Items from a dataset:
'''

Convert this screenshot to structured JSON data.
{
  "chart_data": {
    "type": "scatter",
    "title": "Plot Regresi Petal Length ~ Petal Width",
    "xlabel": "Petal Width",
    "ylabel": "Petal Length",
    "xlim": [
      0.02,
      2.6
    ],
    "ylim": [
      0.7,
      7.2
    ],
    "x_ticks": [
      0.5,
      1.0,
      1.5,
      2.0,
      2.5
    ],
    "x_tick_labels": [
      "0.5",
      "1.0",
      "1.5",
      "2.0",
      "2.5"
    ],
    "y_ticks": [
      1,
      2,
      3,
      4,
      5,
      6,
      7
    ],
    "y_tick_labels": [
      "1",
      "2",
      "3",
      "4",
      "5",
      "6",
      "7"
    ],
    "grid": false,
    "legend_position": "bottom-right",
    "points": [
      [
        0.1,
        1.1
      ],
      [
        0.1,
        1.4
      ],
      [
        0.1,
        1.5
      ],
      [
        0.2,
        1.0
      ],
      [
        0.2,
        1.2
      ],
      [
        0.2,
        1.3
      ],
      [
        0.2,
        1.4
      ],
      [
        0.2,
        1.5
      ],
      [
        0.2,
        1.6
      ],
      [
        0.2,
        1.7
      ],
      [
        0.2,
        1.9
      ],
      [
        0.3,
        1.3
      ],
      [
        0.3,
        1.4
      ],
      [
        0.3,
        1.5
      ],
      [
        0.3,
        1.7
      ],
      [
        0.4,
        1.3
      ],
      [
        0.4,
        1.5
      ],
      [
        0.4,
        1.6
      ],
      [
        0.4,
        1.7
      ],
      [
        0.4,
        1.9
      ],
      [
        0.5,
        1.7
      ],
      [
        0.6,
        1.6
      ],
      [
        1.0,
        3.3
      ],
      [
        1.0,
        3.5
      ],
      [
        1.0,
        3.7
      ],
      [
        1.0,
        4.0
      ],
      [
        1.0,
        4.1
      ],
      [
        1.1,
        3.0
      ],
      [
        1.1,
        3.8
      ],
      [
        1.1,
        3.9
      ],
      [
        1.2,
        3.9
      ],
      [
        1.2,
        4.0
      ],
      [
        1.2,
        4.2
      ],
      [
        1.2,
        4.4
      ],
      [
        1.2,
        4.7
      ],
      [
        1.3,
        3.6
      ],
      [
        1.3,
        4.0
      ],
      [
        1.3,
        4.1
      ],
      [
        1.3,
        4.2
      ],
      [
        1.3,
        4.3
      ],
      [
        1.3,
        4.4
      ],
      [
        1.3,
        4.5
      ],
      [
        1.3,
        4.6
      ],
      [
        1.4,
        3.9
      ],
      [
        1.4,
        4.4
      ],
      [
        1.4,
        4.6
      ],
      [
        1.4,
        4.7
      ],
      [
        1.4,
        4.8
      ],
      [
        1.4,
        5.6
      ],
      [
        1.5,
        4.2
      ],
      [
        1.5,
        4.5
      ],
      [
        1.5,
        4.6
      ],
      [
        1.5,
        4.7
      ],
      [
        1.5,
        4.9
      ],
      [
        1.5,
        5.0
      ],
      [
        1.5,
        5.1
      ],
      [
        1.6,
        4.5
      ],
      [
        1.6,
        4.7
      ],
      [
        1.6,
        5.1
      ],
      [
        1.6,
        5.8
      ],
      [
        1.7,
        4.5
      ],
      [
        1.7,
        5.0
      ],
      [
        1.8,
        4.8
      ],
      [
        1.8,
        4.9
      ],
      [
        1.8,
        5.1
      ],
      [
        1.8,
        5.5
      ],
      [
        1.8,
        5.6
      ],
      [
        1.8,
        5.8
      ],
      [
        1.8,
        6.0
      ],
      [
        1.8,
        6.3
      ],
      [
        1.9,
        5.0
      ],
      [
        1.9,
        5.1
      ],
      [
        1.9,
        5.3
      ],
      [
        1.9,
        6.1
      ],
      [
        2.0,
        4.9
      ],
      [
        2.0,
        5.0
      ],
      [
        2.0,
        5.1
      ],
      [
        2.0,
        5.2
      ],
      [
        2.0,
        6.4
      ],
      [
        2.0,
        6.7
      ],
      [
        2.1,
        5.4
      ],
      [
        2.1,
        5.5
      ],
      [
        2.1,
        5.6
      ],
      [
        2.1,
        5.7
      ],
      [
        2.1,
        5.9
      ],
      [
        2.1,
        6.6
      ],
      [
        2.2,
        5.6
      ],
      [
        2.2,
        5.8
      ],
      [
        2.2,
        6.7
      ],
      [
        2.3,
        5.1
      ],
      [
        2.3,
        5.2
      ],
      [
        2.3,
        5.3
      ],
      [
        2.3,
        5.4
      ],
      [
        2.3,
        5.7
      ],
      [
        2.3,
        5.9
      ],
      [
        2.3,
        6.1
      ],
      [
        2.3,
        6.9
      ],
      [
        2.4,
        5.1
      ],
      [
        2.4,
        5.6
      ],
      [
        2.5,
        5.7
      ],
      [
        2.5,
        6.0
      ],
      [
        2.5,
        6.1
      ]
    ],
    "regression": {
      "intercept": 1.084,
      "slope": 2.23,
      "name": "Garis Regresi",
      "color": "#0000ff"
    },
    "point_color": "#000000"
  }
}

'''

### Task directions
Above is a listing; report how many of its lines include the word "Length", giving the number only.

### Task solution
2